• Dataset excerpts:
★ ★ ★

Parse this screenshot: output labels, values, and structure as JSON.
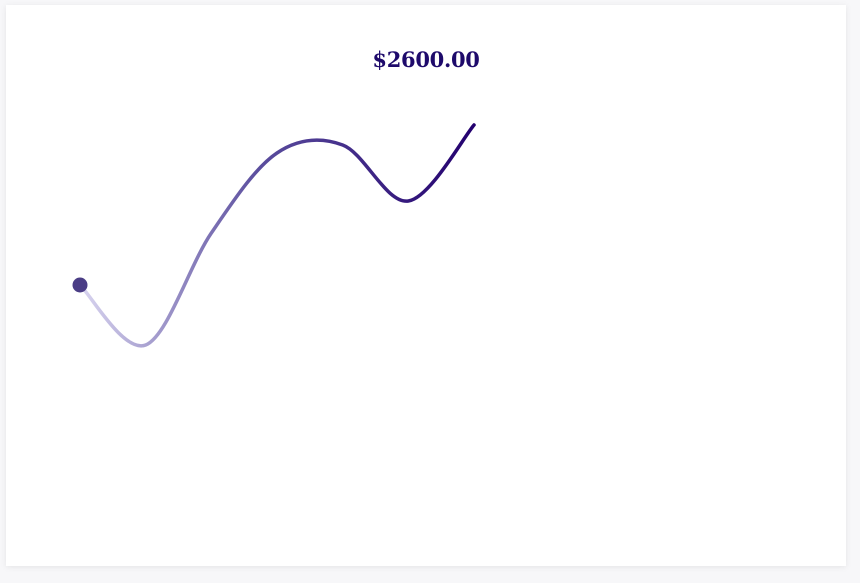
{
  "chart": {
    "value_label": "$2600.00"
  },
  "colors": {
    "line_start": "#d9d5f0",
    "line_mid": "#5b4e9e",
    "line_end": "#23006e",
    "dot": "#4a3d85",
    "label": "#1e0a6b"
  },
  "chart_data": {
    "type": "line",
    "title": "",
    "xlabel": "",
    "ylabel": "",
    "grid": false,
    "legend": "none",
    "series": [
      {
        "values": [
          2200,
          2050,
          2330,
          2530,
          2550,
          2410,
          2600
        ]
      }
    ],
    "ylim": [
      1500,
      2800
    ],
    "highlight": {
      "index": 0,
      "marker": "dot"
    }
  }
}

★ ★ ★

• The problem: Copy the data character for character, but drop all pictures from the copy.

• Exercise response:
Parse this screenshot: output labels, values, and structure as JSON.
{
  "chart": {
    "value_label": "$2600.00"
  },
  "colors": {
    "line_start": "#d9d5f0",
    "line_mid": "#5b4e9e",
    "line_end": "#23006e",
    "dot": "#4a3d85",
    "label": "#1e0a6b"
  },
  "chart_data": {
    "type": "line",
    "title": "",
    "xlabel": "",
    "ylabel": "",
    "grid": false,
    "legend": "none",
    "series": [
      {
        "values": [
          2200,
          2050,
          2330,
          2530,
          2550,
          2410,
          2600
        ]
      }
    ],
    "ylim": [
      1500,
      2800
    ],
    "highlight": {
      "index": 0,
      "marker": "dot"
    }
  }
}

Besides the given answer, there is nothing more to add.